Work instructions:
Pull every line containing "girls" out of the material below.
━━ Exercise material
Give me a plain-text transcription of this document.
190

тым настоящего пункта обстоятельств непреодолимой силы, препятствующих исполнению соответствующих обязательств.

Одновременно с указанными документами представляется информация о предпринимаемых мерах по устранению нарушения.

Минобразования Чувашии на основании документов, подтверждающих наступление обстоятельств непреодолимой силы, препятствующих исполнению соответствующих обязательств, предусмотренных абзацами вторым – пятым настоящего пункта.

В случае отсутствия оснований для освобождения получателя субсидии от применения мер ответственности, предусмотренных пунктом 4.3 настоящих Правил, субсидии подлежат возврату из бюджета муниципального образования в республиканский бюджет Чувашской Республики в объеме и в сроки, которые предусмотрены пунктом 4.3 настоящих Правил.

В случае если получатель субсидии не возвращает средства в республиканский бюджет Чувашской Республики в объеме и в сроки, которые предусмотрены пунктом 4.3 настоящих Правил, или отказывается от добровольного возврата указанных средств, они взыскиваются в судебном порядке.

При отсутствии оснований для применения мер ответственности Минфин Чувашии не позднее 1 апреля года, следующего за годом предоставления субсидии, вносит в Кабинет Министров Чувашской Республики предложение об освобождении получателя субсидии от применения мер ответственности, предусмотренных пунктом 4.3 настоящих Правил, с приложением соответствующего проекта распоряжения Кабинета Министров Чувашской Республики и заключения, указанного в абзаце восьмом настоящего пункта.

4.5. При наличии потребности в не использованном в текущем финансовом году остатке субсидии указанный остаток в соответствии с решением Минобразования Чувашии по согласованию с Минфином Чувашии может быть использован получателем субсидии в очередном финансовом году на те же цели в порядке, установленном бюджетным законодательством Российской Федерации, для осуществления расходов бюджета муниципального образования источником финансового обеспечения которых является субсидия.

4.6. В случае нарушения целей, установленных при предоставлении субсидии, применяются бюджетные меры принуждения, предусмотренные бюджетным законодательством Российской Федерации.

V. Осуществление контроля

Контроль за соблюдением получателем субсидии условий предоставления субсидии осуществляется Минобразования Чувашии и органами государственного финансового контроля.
━━━━
━━ Exercise material
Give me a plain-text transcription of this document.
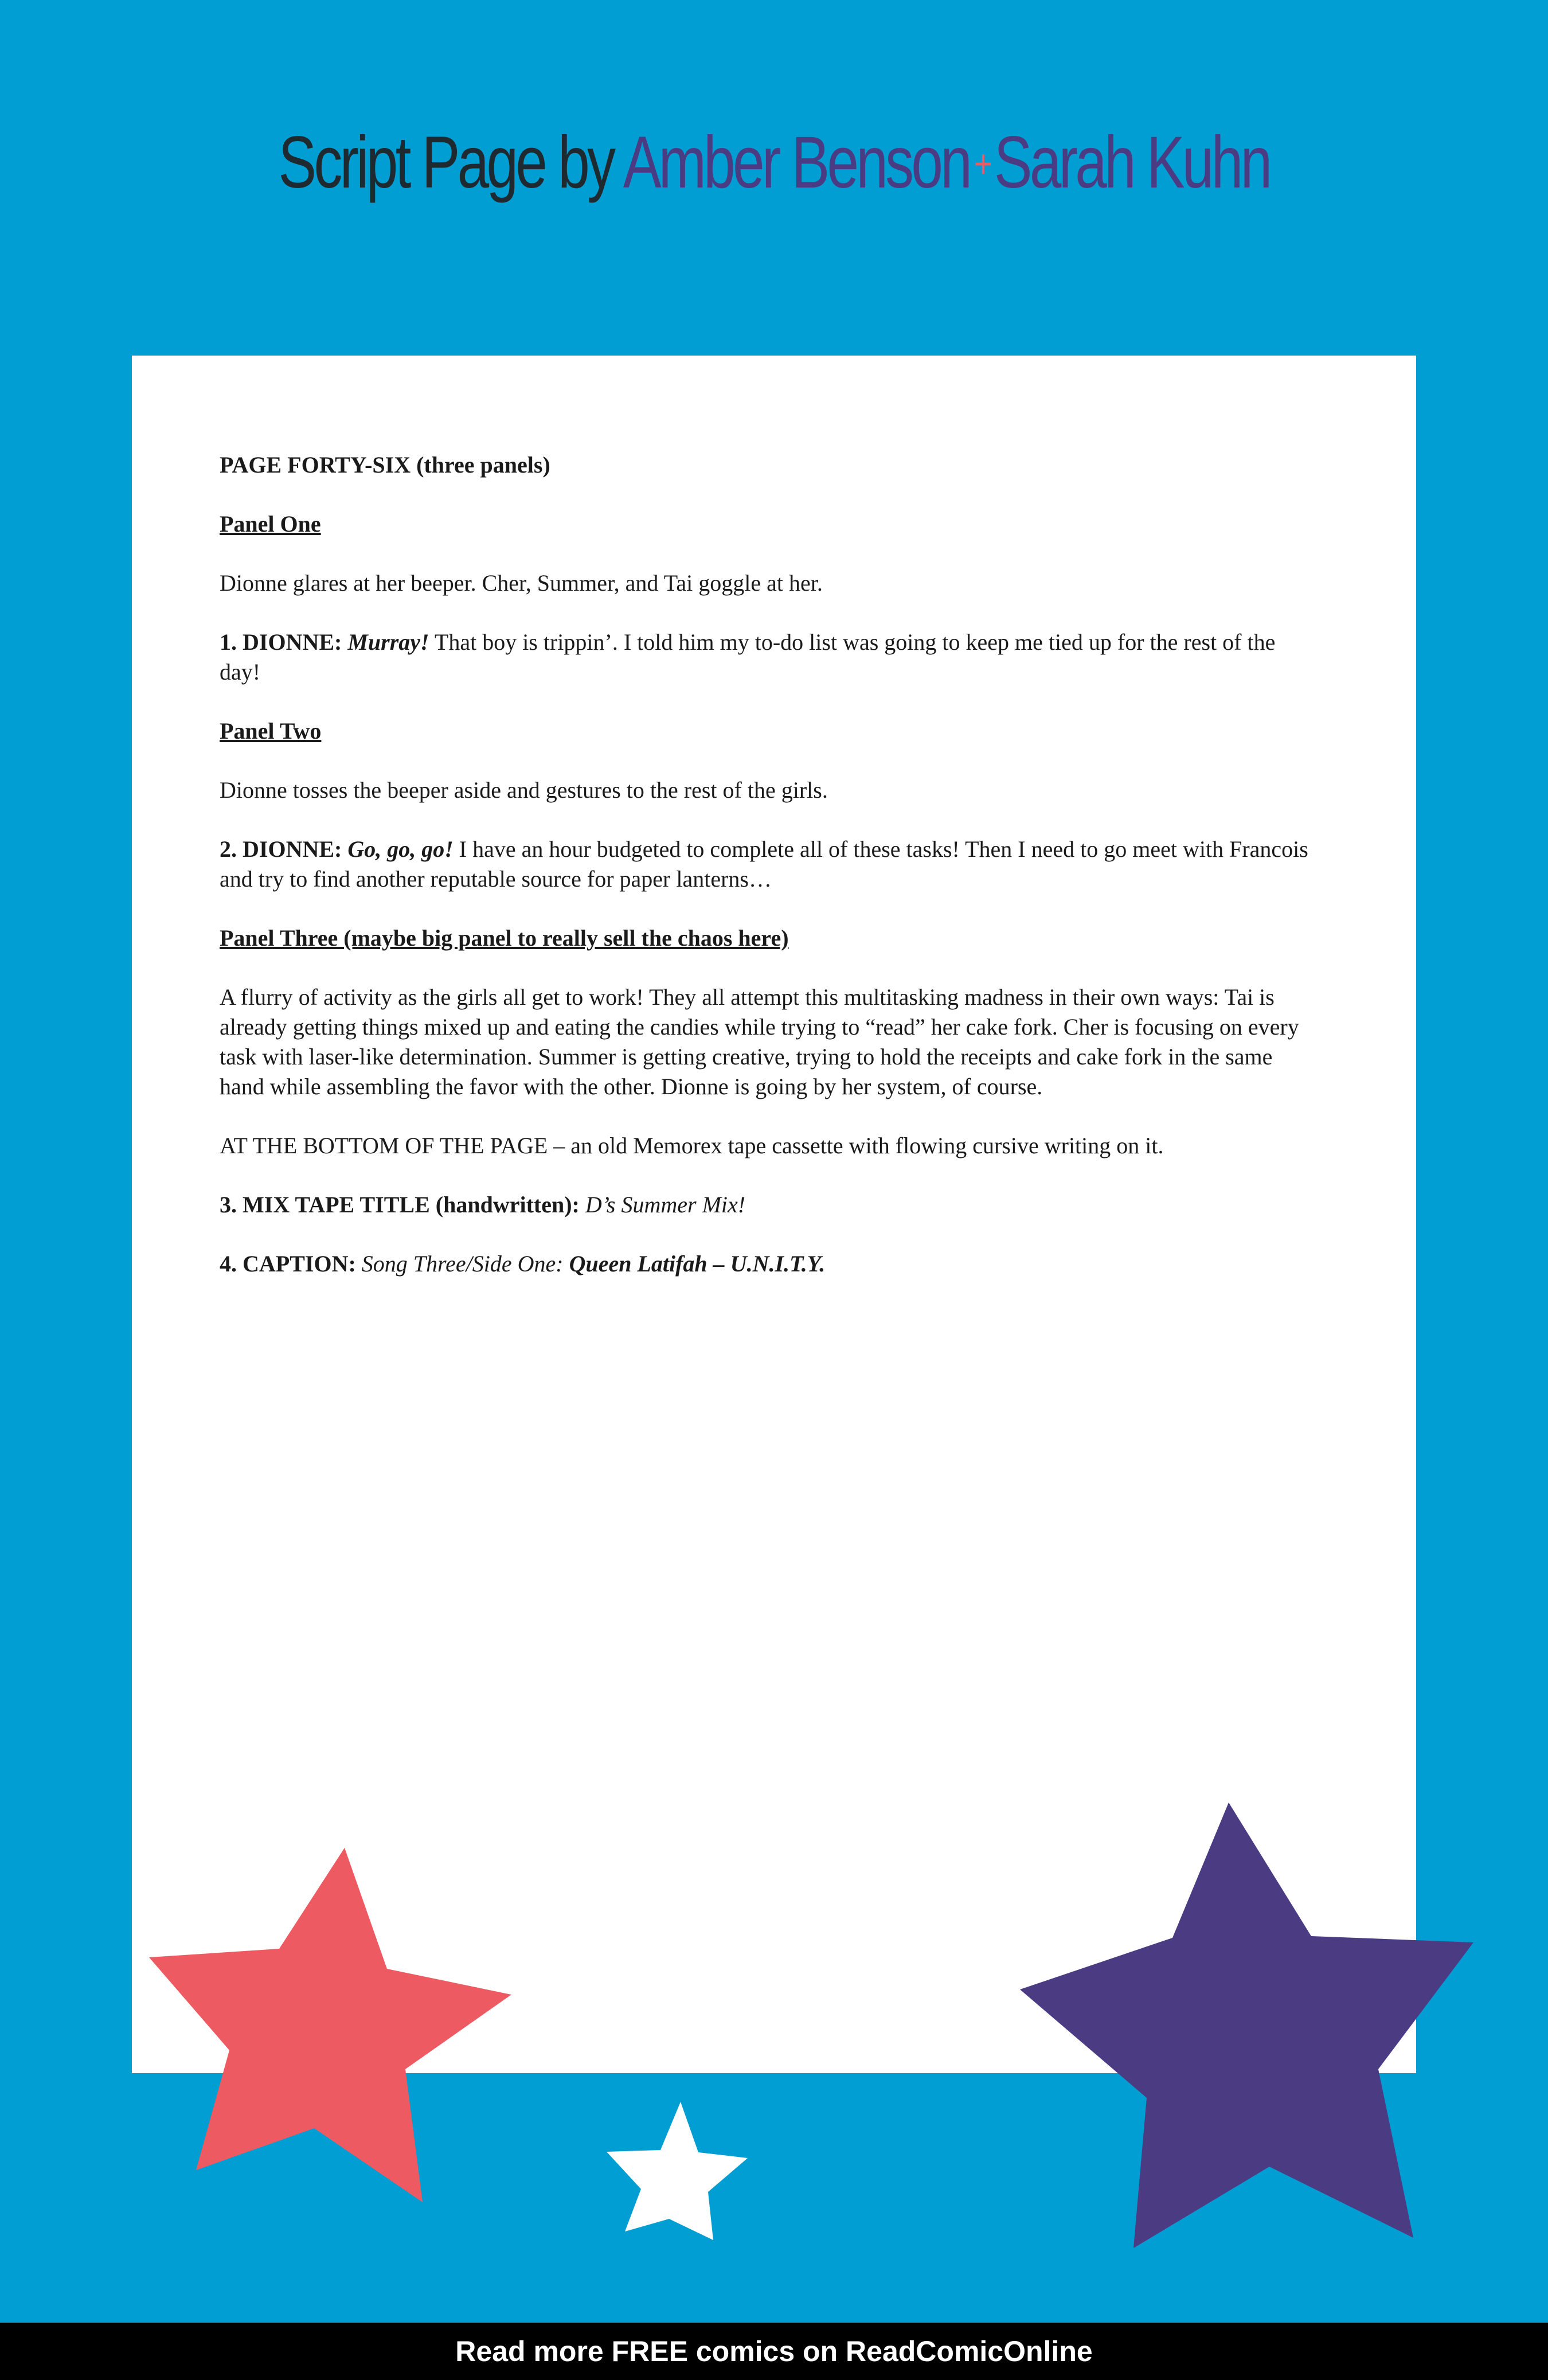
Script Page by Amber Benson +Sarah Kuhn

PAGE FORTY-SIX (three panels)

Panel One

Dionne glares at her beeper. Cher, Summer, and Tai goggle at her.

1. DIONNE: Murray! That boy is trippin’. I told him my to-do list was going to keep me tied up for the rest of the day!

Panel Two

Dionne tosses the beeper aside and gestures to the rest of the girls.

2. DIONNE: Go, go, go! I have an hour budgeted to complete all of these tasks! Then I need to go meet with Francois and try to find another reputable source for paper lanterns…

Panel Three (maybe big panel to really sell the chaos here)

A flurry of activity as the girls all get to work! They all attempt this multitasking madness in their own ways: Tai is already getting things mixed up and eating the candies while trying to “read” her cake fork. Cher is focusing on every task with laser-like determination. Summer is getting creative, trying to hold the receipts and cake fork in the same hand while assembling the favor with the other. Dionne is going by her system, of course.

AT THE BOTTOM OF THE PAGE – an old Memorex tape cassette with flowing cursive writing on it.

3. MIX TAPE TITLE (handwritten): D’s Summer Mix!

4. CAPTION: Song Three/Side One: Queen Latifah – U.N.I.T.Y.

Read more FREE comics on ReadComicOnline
━━━━
━━ Exercise material
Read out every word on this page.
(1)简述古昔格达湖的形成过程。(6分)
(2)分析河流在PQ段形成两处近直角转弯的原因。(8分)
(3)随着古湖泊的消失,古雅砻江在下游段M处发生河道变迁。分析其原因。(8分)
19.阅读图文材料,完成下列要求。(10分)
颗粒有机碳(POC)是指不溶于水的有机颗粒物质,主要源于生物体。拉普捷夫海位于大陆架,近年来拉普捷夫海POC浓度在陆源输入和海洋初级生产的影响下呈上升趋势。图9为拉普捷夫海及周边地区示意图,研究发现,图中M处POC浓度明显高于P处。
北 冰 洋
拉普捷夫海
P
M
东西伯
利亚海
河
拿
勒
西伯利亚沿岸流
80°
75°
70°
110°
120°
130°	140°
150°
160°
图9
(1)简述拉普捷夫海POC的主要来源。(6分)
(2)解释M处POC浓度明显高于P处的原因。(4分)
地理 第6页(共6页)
━━━━
Response below:
Dionne tosses the beeper aside and gestures to the rest of the girls.
A flurry of activity as the girls all get to work! They all attempt this multitasking madness in their own ways: Tai is already getting things mixed up and eating the candies while trying to “read” her cake fork. Cher is focusing on every task with laser-like determination. Summer is getting creative, trying to hold the receipts and cake fork in the same hand while assembling the favor with the other. Dionne is going by her system, of course.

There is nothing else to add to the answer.